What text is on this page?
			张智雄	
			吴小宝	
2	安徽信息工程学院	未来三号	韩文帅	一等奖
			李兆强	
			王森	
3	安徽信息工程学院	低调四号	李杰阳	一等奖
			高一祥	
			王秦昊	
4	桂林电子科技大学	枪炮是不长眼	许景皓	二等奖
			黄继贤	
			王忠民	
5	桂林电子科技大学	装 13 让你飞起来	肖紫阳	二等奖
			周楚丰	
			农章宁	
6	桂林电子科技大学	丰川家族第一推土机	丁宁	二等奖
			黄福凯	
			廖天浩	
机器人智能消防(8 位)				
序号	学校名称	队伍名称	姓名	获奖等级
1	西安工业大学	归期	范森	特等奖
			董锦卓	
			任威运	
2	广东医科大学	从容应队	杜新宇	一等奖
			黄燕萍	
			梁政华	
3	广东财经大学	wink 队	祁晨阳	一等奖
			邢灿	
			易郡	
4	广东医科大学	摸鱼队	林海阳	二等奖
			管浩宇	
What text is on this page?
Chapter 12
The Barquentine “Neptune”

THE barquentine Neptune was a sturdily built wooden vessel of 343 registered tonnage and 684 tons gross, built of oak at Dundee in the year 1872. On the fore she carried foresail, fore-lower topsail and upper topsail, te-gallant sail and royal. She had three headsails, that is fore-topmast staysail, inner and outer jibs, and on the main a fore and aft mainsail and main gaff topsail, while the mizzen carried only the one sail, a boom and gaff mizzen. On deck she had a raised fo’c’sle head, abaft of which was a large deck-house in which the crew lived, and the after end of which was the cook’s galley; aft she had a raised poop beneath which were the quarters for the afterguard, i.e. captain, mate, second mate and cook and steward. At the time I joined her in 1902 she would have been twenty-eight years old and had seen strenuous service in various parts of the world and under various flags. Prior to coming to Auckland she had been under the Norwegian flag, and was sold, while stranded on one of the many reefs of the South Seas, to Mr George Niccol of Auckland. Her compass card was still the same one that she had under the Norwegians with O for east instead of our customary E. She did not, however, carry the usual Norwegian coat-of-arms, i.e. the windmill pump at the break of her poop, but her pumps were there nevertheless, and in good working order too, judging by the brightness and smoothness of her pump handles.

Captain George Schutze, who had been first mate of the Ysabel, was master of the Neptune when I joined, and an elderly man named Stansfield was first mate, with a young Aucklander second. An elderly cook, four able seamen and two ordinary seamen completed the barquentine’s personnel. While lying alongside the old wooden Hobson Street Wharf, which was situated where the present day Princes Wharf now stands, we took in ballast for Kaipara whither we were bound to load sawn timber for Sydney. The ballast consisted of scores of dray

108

-----

_SHORT PROBLEM:_
Return every line from the records above that holds the word "安徽信息工程学院".

_THE RESPONSE:_
2	安徽信息工程学院	未来三号	韩文帅	一等奖
3	安徽信息工程学院	低调四号	李杰阳	一等奖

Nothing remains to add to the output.